CONSTITUTIONAL LAW  ·  COMPASSIONATE APPOINTMENT

Why one school's selective compassionate appointment violated Article 14.

A grant-in-aid minority school that once hired a male peon cannot hide behind Article 30 to deny another, the Bombay High Court rules in a case about a son's five-year wait for his father's job.

26

years.

Held. After 26 years.
TL;DR

A grant-in-aid minority school that once hired a male peon cannot hide behind Article 30 to deny another, the Bombay High Court rules in a case about a son's five-year wait for his father's job.

In this reading
1. When a School Said ‘No Male Peons’ — The Bombay High Court’s Answer 2. The father who worked for 26 years 3. What the school argued — and why it failed 4. The precedent that sealed the case 5. The doctrine the Court applied 6. Why this matters for advocates, CFOs, and founders 7. The order that changed the game 8. The bottom line

When a School Said ‘No Male Peons’ — The Bombay High Court’s Answer

Rahul Meshram’s father Dhondiram had been a Class-IV Peon at Holy Cross Convent English High School, Amravati, for twenty-six years. He died on 10 August 2012. Rahul, then a young man, did what thousands of families do after a breadwinner’s death-in-harness: he applied for compassionate appointment. He wrote to the school in January 2013. He wrote again. And again. The school never replied.

But here’s the twist that turned a routine compassionate appointment case into a constitutional flashpoint: while Rahul’s application gathered dust, the school — a minority institution run by the Amravati Krucelien Society — gave compassionate appointment to another similarly placed person on 1 October 2016. That person got the job. Rahul did not. The school’s explanation? It was a girls’ school. It had a policy of not appointing male peons. And besides, it was a minority institution protected by Article 30 of the Constitution.

Rahul approached the Bombay High Court at Nagpur. The stakes were simple: a job, a family’s livelihood, and a question that went far beyond one peon’s post — can a grant-in-aid minority school pick and choose who gets compassionate appointment?

> PROVIDED DATA:
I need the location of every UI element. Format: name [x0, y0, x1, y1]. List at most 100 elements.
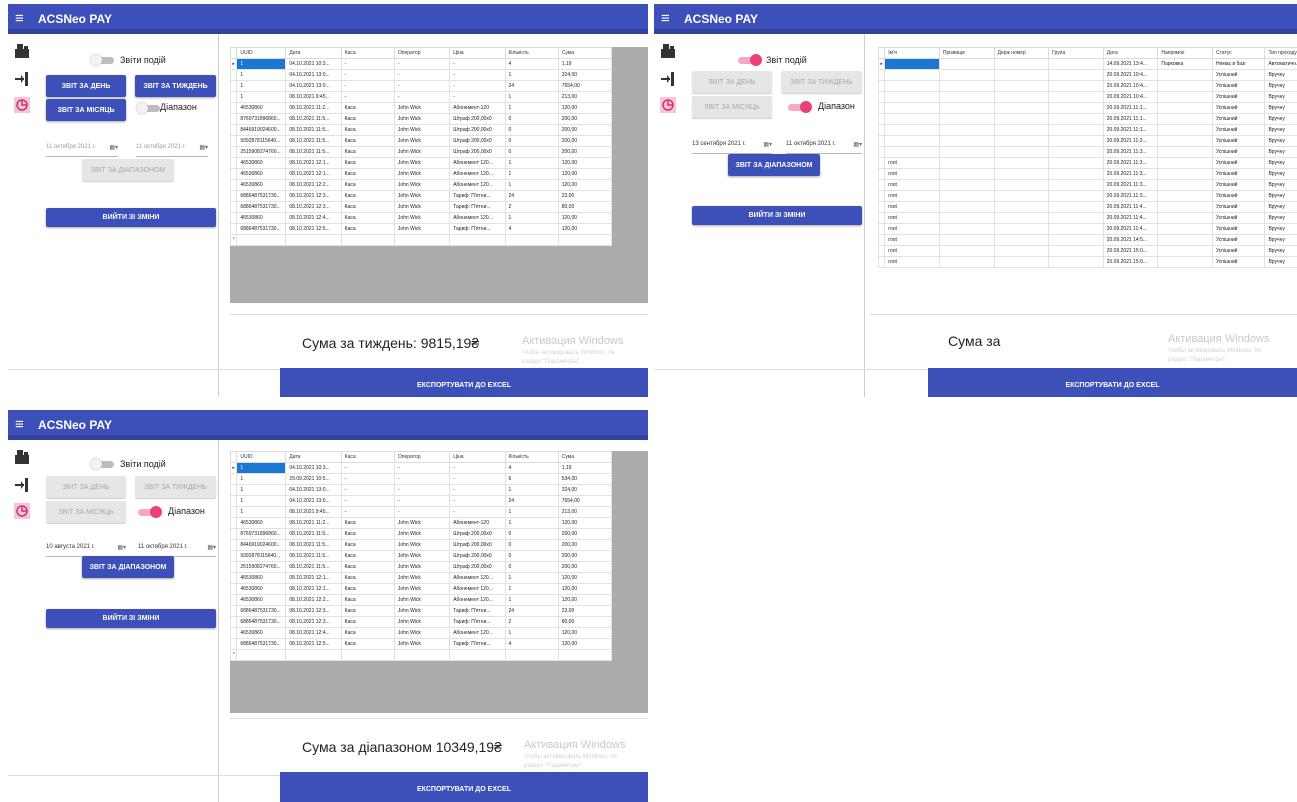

> WRITTEN PROBLEM:
Could you reproduce the compassionate appointment article word for word, everything from "But here’s the" down to "gets compassionate appointment?"?

> SOLUTION TO THE EXERCISE:
But here’s the twist that turned a routine compassionate appointment case into a constitutional flashpoint: while Rahul’s application gathered dust, the school — a minority institution run by the Amravati Krucelien Society — gave compassionate appointment to another similarly placed person on 1 October 2016. That person got the job. Rahul did not. The school’s explanation? It was a girls’ school. It had a policy of not appointing male peons. And besides, it was a minority institution protected by Article 30 of the Constitution.

Rahul approached the Bombay High Court at Nagpur. The stakes were simple: a job, a family’s livelihood, and a question that went far beyond one peon’s post — can a grant-in-aid minority school pick and choose who gets compassionate appointment?